#### [GIVEN PROBLEM]
Give back each entry unchanged, minus pictures.

#### [ROWS]
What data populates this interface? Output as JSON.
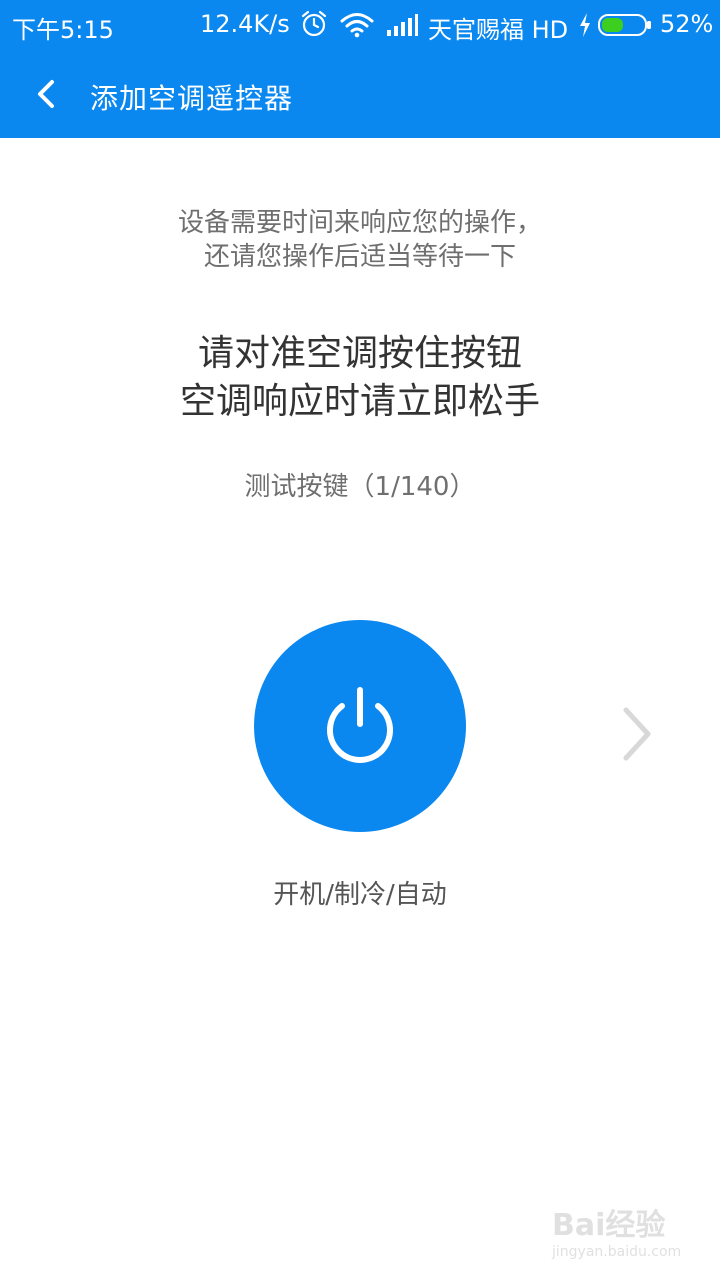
{
  "status_bar": {
    "time": "下午5:15",
    "network_speed": "12.4K/s",
    "carrier": "天官赐福 HD",
    "battery_percent": "52%",
    "battery_level": 0.52,
    "icons": [
      "alarm-icon",
      "wifi-icon",
      "signal-icon",
      "charging-icon",
      "battery-icon"
    ]
  },
  "header": {
    "title": "添加空调遥控器",
    "back_icon": "chevron-left-icon"
  },
  "main": {
    "hint_line1": "设备需要时间来响应您的操作，",
    "hint_line2": "还请您操作后适当等待一下",
    "instruction_line1": "请对准空调按住按钮",
    "instruction_line2": "空调响应时请立即松手",
    "test_key": "测试按键（1/140）",
    "power_button_icon": "power-icon",
    "next_icon": "chevron-right-icon",
    "mode_label": "开机/制冷/自动"
  },
  "watermark": {
    "logo_text": "Bai经验",
    "sub_text": "jingyan.baidu.com"
  },
  "colors": {
    "primary": "#0a88ef",
    "battery_fill": "#3ccf1f",
    "text_dark": "#333333",
    "text_muted": "#6f6f6f",
    "chevron_gray": "#d8d8d8"
  }
}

#### [EXERCISE ANSWER]
What data populates this interface? Output as JSON.
{
  "status_bar": {
    "time": "下午5:15",
    "network_speed": "12.4K/s",
    "carrier": "天官赐福 HD",
    "battery_percent": "52%",
    "battery_level": 0.52,
    "icons": [
      "alarm-icon",
      "wifi-icon",
      "signal-icon",
      "charging-icon",
      "battery-icon"
    ]
  },
  "header": {
    "title": "添加空调遥控器",
    "back_icon": "chevron-left-icon"
  },
  "main": {
    "hint_line1": "设备需要时间来响应您的操作，",
    "hint_line2": "还请您操作后适当等待一下",
    "instruction_line1": "请对准空调按住按钮",
    "instruction_line2": "空调响应时请立即松手",
    "test_key": "测试按键（1/140）",
    "power_button_icon": "power-icon",
    "next_icon": "chevron-right-icon",
    "mode_label": "开机/制冷/自动"
  },
  "watermark": {
    "logo_text": "Bai经验",
    "sub_text": "jingyan.baidu.com"
  },
  "colors": {
    "primary": "#0a88ef",
    "battery_fill": "#3ccf1f",
    "text_dark": "#333333",
    "text_muted": "#6f6f6f",
    "chevron_gray": "#d8d8d8"
  }
}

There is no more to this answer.